● WHAT THE TASK ASKS: Write out the full listing exactly as given, minus the images.

#### DATA TO PROCESS ####

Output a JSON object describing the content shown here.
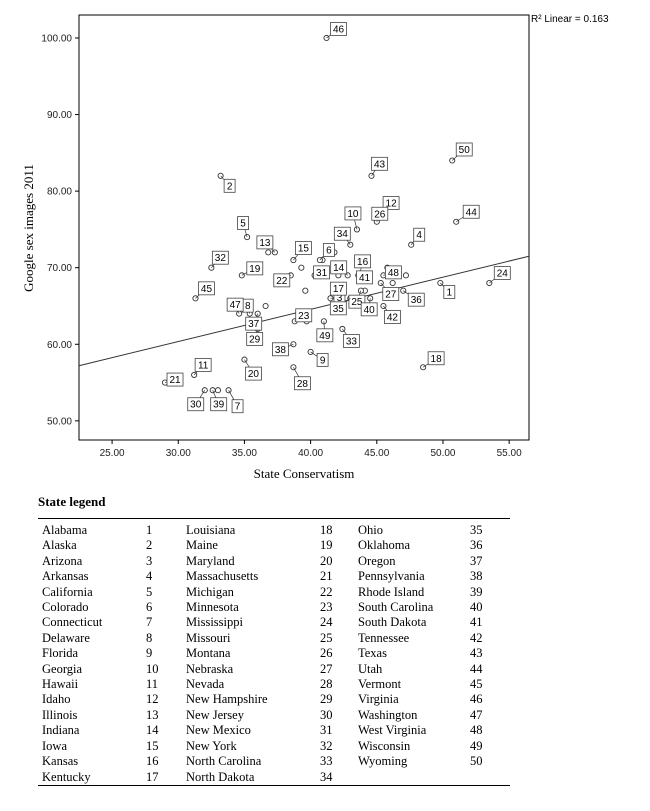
{
  "chart_data": {
    "type": "scatter",
    "xlabel": "State Conservatism",
    "ylabel": "Google sex images 2011",
    "xlim": [
      22.5,
      56.5
    ],
    "ylim": [
      47.5,
      103.0
    ],
    "x_ticks": [
      "25.00",
      "30.00",
      "35.00",
      "40.00",
      "45.00",
      "50.00",
      "55.00"
    ],
    "x_tick_values": [
      25,
      30,
      35,
      40,
      45,
      50,
      55
    ],
    "y_ticks": [
      "50.00",
      "60.00",
      "70.00",
      "80.00",
      "90.00",
      "100.00"
    ],
    "y_tick_values": [
      50,
      60,
      70,
      80,
      90,
      100
    ],
    "fit_line": {
      "label": "R² Linear = 0.163",
      "x": [
        22.5,
        56.5
      ],
      "y": [
        57.2,
        71.5
      ]
    },
    "points": [
      {
        "id": "1",
        "x": 49.8,
        "y": 68
      },
      {
        "id": "2",
        "x": 33.2,
        "y": 82
      },
      {
        "id": "3",
        "x": 41.5,
        "y": 66
      },
      {
        "id": "4",
        "x": 47.6,
        "y": 73
      },
      {
        "id": "5",
        "x": 35.2,
        "y": 74
      },
      {
        "id": "6",
        "x": 40.7,
        "y": 71
      },
      {
        "id": "7",
        "x": 33.8,
        "y": 54
      },
      {
        "id": "8",
        "x": 35.4,
        "y": 64
      },
      {
        "id": "9",
        "x": 40.0,
        "y": 59
      },
      {
        "id": "10",
        "x": 43.5,
        "y": 75
      },
      {
        "id": "11",
        "x": 31.2,
        "y": 56
      },
      {
        "id": "12",
        "x": 45.4,
        "y": 77
      },
      {
        "id": "13",
        "x": 37.3,
        "y": 72
      },
      {
        "id": "14",
        "x": 42.8,
        "y": 69
      },
      {
        "id": "15",
        "x": 38.7,
        "y": 71
      },
      {
        "id": "16",
        "x": 43.7,
        "y": 69
      },
      {
        "id": "17",
        "x": 42.4,
        "y": 67
      },
      {
        "id": "18",
        "x": 48.5,
        "y": 57
      },
      {
        "id": "19",
        "x": 34.8,
        "y": 69
      },
      {
        "id": "20",
        "x": 35.0,
        "y": 58
      },
      {
        "id": "21",
        "x": 29.0,
        "y": 55
      },
      {
        "id": "22",
        "x": 38.5,
        "y": 69
      },
      {
        "id": "23",
        "x": 38.8,
        "y": 63
      },
      {
        "id": "24",
        "x": 53.5,
        "y": 68
      },
      {
        "id": "25",
        "x": 43.8,
        "y": 67
      },
      {
        "id": "26",
        "x": 45.0,
        "y": 76
      },
      {
        "id": "27",
        "x": 45.3,
        "y": 68
      },
      {
        "id": "28",
        "x": 38.7,
        "y": 57
      },
      {
        "id": "29",
        "x": 36.0,
        "y": 62
      },
      {
        "id": "30",
        "x": 32.0,
        "y": 54
      },
      {
        "id": "31",
        "x": 40.3,
        "y": 69
      },
      {
        "id": "32",
        "x": 32.5,
        "y": 70
      },
      {
        "id": "33",
        "x": 42.4,
        "y": 62
      },
      {
        "id": "34",
        "x": 43.0,
        "y": 73
      },
      {
        "id": "35",
        "x": 43.0,
        "y": 66
      },
      {
        "id": "36",
        "x": 47.0,
        "y": 67
      },
      {
        "id": "37",
        "x": 36.0,
        "y": 64
      },
      {
        "id": "38",
        "x": 38.7,
        "y": 60
      },
      {
        "id": "39",
        "x": 32.6,
        "y": 54
      },
      {
        "id": "40",
        "x": 44.5,
        "y": 66
      },
      {
        "id": "41",
        "x": 44.3,
        "y": 69
      },
      {
        "id": "42",
        "x": 45.5,
        "y": 65
      },
      {
        "id": "43",
        "x": 44.6,
        "y": 82
      },
      {
        "id": "44",
        "x": 51.0,
        "y": 76
      },
      {
        "id": "45",
        "x": 31.3,
        "y": 66
      },
      {
        "id": "46",
        "x": 41.2,
        "y": 100
      },
      {
        "id": "47",
        "x": 34.6,
        "y": 64
      },
      {
        "id": "48",
        "x": 45.5,
        "y": 69
      },
      {
        "id": "49",
        "x": 41.0,
        "y": 63
      },
      {
        "id": "50",
        "x": 50.7,
        "y": 84
      }
    ],
    "extra_markers": [
      {
        "x": 36.6,
        "y": 65
      },
      {
        "x": 36.8,
        "y": 72
      },
      {
        "x": 33.0,
        "y": 54
      },
      {
        "x": 39.7,
        "y": 63
      },
      {
        "x": 39.6,
        "y": 67
      },
      {
        "x": 41.8,
        "y": 72
      },
      {
        "x": 43.6,
        "y": 69
      },
      {
        "x": 45.8,
        "y": 70
      },
      {
        "x": 46.2,
        "y": 68
      },
      {
        "x": 42.1,
        "y": 69
      },
      {
        "x": 40.9,
        "y": 71
      },
      {
        "x": 39.3,
        "y": 70
      },
      {
        "x": 44.1,
        "y": 67
      },
      {
        "x": 47.2,
        "y": 69
      }
    ]
  },
  "legend": {
    "title": "State legend",
    "rows": [
      [
        "Alabama",
        "1",
        "Louisiana",
        "18",
        "Ohio",
        "35"
      ],
      [
        "Alaska",
        "2",
        "Maine",
        "19",
        "Oklahoma",
        "36"
      ],
      [
        "Arizona",
        "3",
        "Maryland",
        "20",
        "Oregon",
        "37"
      ],
      [
        "Arkansas",
        "4",
        "Massachusetts",
        "21",
        "Pennsylvania",
        "38"
      ],
      [
        "California",
        "5",
        "Michigan",
        "22",
        "Rhode Island",
        "39"
      ],
      [
        "Colorado",
        "6",
        "Minnesota",
        "23",
        "South Carolina",
        "40"
      ],
      [
        "Connecticut",
        "7",
        "Mississippi",
        "24",
        "South Dakota",
        "41"
      ],
      [
        "Delaware",
        "8",
        "Missouri",
        "25",
        "Tennessee",
        "42"
      ],
      [
        "Florida",
        "9",
        "Montana",
        "26",
        "Texas",
        "43"
      ],
      [
        "Georgia",
        "10",
        "Nebraska",
        "27",
        "Utah",
        "44"
      ],
      [
        "Hawaii",
        "11",
        "Nevada",
        "28",
        "Vermont",
        "45"
      ],
      [
        "Idaho",
        "12",
        "New Hampshire",
        "29",
        "Virginia",
        "46"
      ],
      [
        "Illinois",
        "13",
        "New Jersey",
        "30",
        "Washington",
        "47"
      ],
      [
        "Indiana",
        "14",
        "New Mexico",
        "31",
        "West Virginia",
        "48"
      ],
      [
        "Iowa",
        "15",
        "New York",
        "32",
        "Wisconsin",
        "49"
      ],
      [
        "Kansas",
        "16",
        "North Carolina",
        "33",
        "Wyoming",
        "50"
      ],
      [
        "Kentucky",
        "17",
        "North Dakota",
        "34",
        "",
        ""
      ]
    ]
  }
}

####

● WRITTEN SOLUTION:
Output a JSON object describing the content shown here.
{
  "chart_data": {
    "type": "scatter",
    "xlabel": "State Conservatism",
    "ylabel": "Google sex images 2011",
    "xlim": [
      22.5,
      56.5
    ],
    "ylim": [
      47.5,
      103.0
    ],
    "x_ticks": [
      "25.00",
      "30.00",
      "35.00",
      "40.00",
      "45.00",
      "50.00",
      "55.00"
    ],
    "x_tick_values": [
      25,
      30,
      35,
      40,
      45,
      50,
      55
    ],
    "y_ticks": [
      "50.00",
      "60.00",
      "70.00",
      "80.00",
      "90.00",
      "100.00"
    ],
    "y_tick_values": [
      50,
      60,
      70,
      80,
      90,
      100
    ],
    "fit_line": {
      "label": "R² Linear = 0.163",
      "x": [
        22.5,
        56.5
      ],
      "y": [
        57.2,
        71.5
      ]
    },
    "points": [
      {
        "id": "1",
        "x": 49.8,
        "y": 68
      },
      {
        "id": "2",
        "x": 33.2,
        "y": 82
      },
      {
        "id": "3",
        "x": 41.5,
        "y": 66
      },
      {
        "id": "4",
        "x": 47.6,
        "y": 73
      },
      {
        "id": "5",
        "x": 35.2,
        "y": 74
      },
      {
        "id": "6",
        "x": 40.7,
        "y": 71
      },
      {
        "id": "7",
        "x": 33.8,
        "y": 54
      },
      {
        "id": "8",
        "x": 35.4,
        "y": 64
      },
      {
        "id": "9",
        "x": 40.0,
        "y": 59
      },
      {
        "id": "10",
        "x": 43.5,
        "y": 75
      },
      {
        "id": "11",
        "x": 31.2,
        "y": 56
      },
      {
        "id": "12",
        "x": 45.4,
        "y": 77
      },
      {
        "id": "13",
        "x": 37.3,
        "y": 72
      },
      {
        "id": "14",
        "x": 42.8,
        "y": 69
      },
      {
        "id": "15",
        "x": 38.7,
        "y": 71
      },
      {
        "id": "16",
        "x": 43.7,
        "y": 69
      },
      {
        "id": "17",
        "x": 42.4,
        "y": 67
      },
      {
        "id": "18",
        "x": 48.5,
        "y": 57
      },
      {
        "id": "19",
        "x": 34.8,
        "y": 69
      },
      {
        "id": "20",
        "x": 35.0,
        "y": 58
      },
      {
        "id": "21",
        "x": 29.0,
        "y": 55
      },
      {
        "id": "22",
        "x": 38.5,
        "y": 69
      },
      {
        "id": "23",
        "x": 38.8,
        "y": 63
      },
      {
        "id": "24",
        "x": 53.5,
        "y": 68
      },
      {
        "id": "25",
        "x": 43.8,
        "y": 67
      },
      {
        "id": "26",
        "x": 45.0,
        "y": 76
      },
      {
        "id": "27",
        "x": 45.3,
        "y": 68
      },
      {
        "id": "28",
        "x": 38.7,
        "y": 57
      },
      {
        "id": "29",
        "x": 36.0,
        "y": 62
      },
      {
        "id": "30",
        "x": 32.0,
        "y": 54
      },
      {
        "id": "31",
        "x": 40.3,
        "y": 69
      },
      {
        "id": "32",
        "x": 32.5,
        "y": 70
      },
      {
        "id": "33",
        "x": 42.4,
        "y": 62
      },
      {
        "id": "34",
        "x": 43.0,
        "y": 73
      },
      {
        "id": "35",
        "x": 43.0,
        "y": 66
      },
      {
        "id": "36",
        "x": 47.0,
        "y": 67
      },
      {
        "id": "37",
        "x": 36.0,
        "y": 64
      },
      {
        "id": "38",
        "x": 38.7,
        "y": 60
      },
      {
        "id": "39",
        "x": 32.6,
        "y": 54
      },
      {
        "id": "40",
        "x": 44.5,
        "y": 66
      },
      {
        "id": "41",
        "x": 44.3,
        "y": 69
      },
      {
        "id": "42",
        "x": 45.5,
        "y": 65
      },
      {
        "id": "43",
        "x": 44.6,
        "y": 82
      },
      {
        "id": "44",
        "x": 51.0,
        "y": 76
      },
      {
        "id": "45",
        "x": 31.3,
        "y": 66
      },
      {
        "id": "46",
        "x": 41.2,
        "y": 100
      },
      {
        "id": "47",
        "x": 34.6,
        "y": 64
      },
      {
        "id": "48",
        "x": 45.5,
        "y": 69
      },
      {
        "id": "49",
        "x": 41.0,
        "y": 63
      },
      {
        "id": "50",
        "x": 50.7,
        "y": 84
      }
    ],
    "extra_markers": [
      {
        "x": 36.6,
        "y": 65
      },
      {
        "x": 36.8,
        "y": 72
      },
      {
        "x": 33.0,
        "y": 54
      },
      {
        "x": 39.7,
        "y": 63
      },
      {
        "x": 39.6,
        "y": 67
      },
      {
        "x": 41.8,
        "y": 72
      },
      {
        "x": 43.6,
        "y": 69
      },
      {
        "x": 45.8,
        "y": 70
      },
      {
        "x": 46.2,
        "y": 68
      },
      {
        "x": 42.1,
        "y": 69
      },
      {
        "x": 40.9,
        "y": 71
      },
      {
        "x": 39.3,
        "y": 70
      },
      {
        "x": 44.1,
        "y": 67
      },
      {
        "x": 47.2,
        "y": 69
      }
    ]
  },
  "legend": {
    "title": "State legend",
    "rows": [
      [
        "Alabama",
        "1",
        "Louisiana",
        "18",
        "Ohio",
        "35"
      ],
      [
        "Alaska",
        "2",
        "Maine",
        "19",
        "Oklahoma",
        "36"
      ],
      [
        "Arizona",
        "3",
        "Maryland",
        "20",
        "Oregon",
        "37"
      ],
      [
        "Arkansas",
        "4",
        "Massachusetts",
        "21",
        "Pennsylvania",
        "38"
      ],
      [
        "California",
        "5",
        "Michigan",
        "22",
        "Rhode Island",
        "39"
      ],
      [
        "Colorado",
        "6",
        "Minnesota",
        "23",
        "South Carolina",
        "40"
      ],
      [
        "Connecticut",
        "7",
        "Mississippi",
        "24",
        "South Dakota",
        "41"
      ],
      [
        "Delaware",
        "8",
        "Missouri",
        "25",
        "Tennessee",
        "42"
      ],
      [
        "Florida",
        "9",
        "Montana",
        "26",
        "Texas",
        "43"
      ],
      [
        "Georgia",
        "10",
        "Nebraska",
        "27",
        "Utah",
        "44"
      ],
      [
        "Hawaii",
        "11",
        "Nevada",
        "28",
        "Vermont",
        "45"
      ],
      [
        "Idaho",
        "12",
        "New Hampshire",
        "29",
        "Virginia",
        "46"
      ],
      [
        "Illinois",
        "13",
        "New Jersey",
        "30",
        "Washington",
        "47"
      ],
      [
        "Indiana",
        "14",
        "New Mexico",
        "31",
        "West Virginia",
        "48"
      ],
      [
        "Iowa",
        "15",
        "New York",
        "32",
        "Wisconsin",
        "49"
      ],
      [
        "Kansas",
        "16",
        "North Carolina",
        "33",
        "Wyoming",
        "50"
      ],
      [
        "Kentucky",
        "17",
        "North Dakota",
        "34",
        "",
        ""
      ]
    ]
  }
}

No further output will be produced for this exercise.